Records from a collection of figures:
▼

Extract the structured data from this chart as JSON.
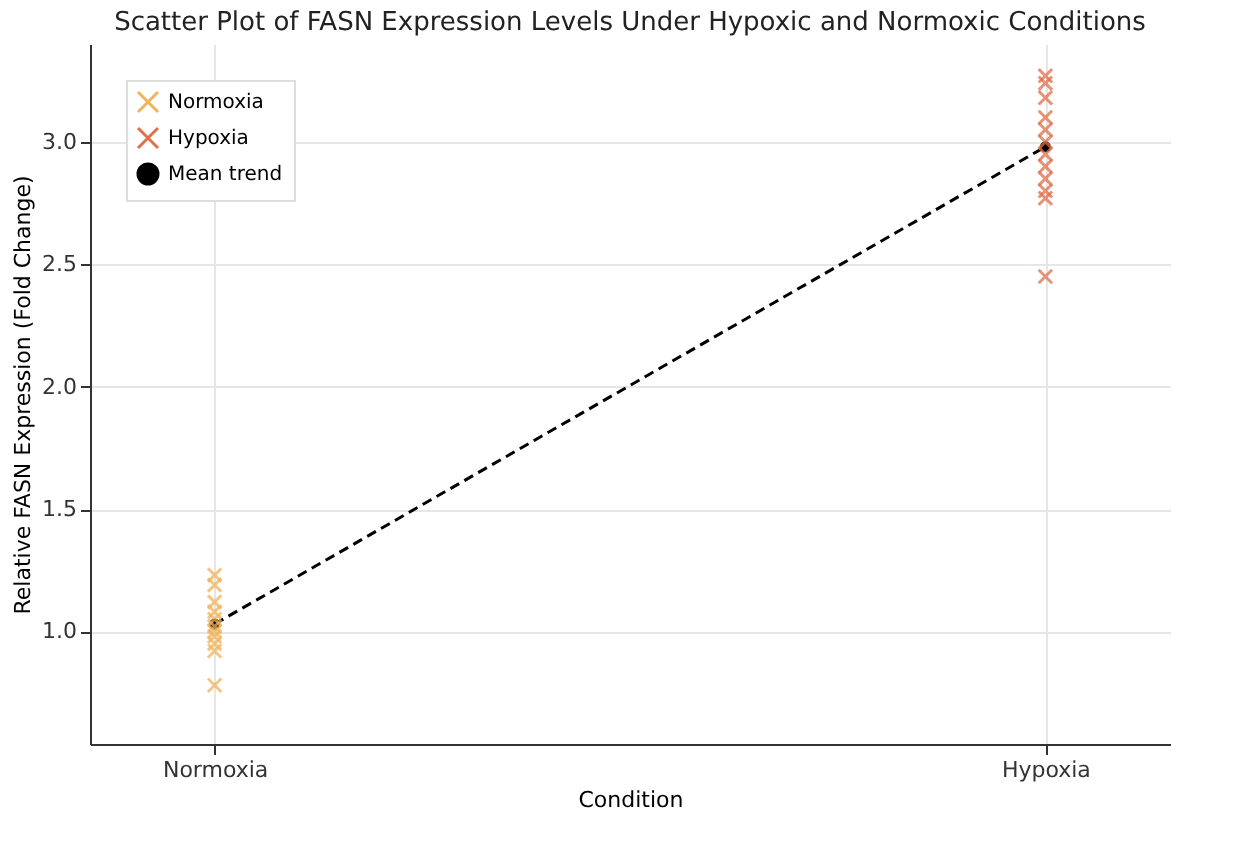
{
  "chart_data": {
    "type": "scatter",
    "title": "Scatter Plot of FASN Expression Levels Under Hypoxic and Normoxic Conditions",
    "xlabel": "Condition",
    "ylabel": "Relative FASN Expression (Fold Change)",
    "categories": [
      "Normoxia",
      "Hypoxia"
    ],
    "series": [
      {
        "name": "Normoxia",
        "marker": "cross",
        "color": "#f0b45a",
        "x": [
          "Normoxia",
          "Normoxia",
          "Normoxia",
          "Normoxia",
          "Normoxia",
          "Normoxia",
          "Normoxia",
          "Normoxia",
          "Normoxia",
          "Normoxia",
          "Normoxia"
        ],
        "values": [
          1.23,
          1.19,
          1.12,
          1.08,
          1.05,
          1.02,
          1.0,
          0.98,
          0.95,
          0.92,
          0.78
        ]
      },
      {
        "name": "Hypoxia",
        "marker": "cross",
        "color": "#e0704a",
        "x": [
          "Hypoxia",
          "Hypoxia",
          "Hypoxia",
          "Hypoxia",
          "Hypoxia",
          "Hypoxia",
          "Hypoxia",
          "Hypoxia",
          "Hypoxia",
          "Hypoxia",
          "Hypoxia",
          "Hypoxia"
        ],
        "values": [
          3.27,
          3.24,
          3.18,
          3.1,
          3.05,
          3.0,
          2.95,
          2.9,
          2.85,
          2.8,
          2.77,
          2.45
        ]
      },
      {
        "name": "Mean trend",
        "type": "line",
        "marker": "circle",
        "line_style": "dashed",
        "color": "#000000",
        "x": [
          "Normoxia",
          "Hypoxia"
        ],
        "values": [
          1.03,
          2.98
        ]
      }
    ],
    "ylim": [
      0.54,
      3.4
    ],
    "yticks": [
      {
        "value": 1,
        "label": "1.0"
      },
      {
        "value": 1.5,
        "label": "1.5"
      },
      {
        "value": 2,
        "label": "2.0"
      },
      {
        "value": 2.5,
        "label": "2.5"
      },
      {
        "value": 3,
        "label": "3.0"
      }
    ],
    "grid": true,
    "legend": "top left"
  }
}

▲

Problem statement
Each line in the entries above that includes the string "FASN" should be extracted.

Written solution
    "title": "Scatter Plot of FASN Expression Levels Under Hypoxic and Normoxic Conditions",
    "ylabel": "Relative FASN Expression (Fold Change)",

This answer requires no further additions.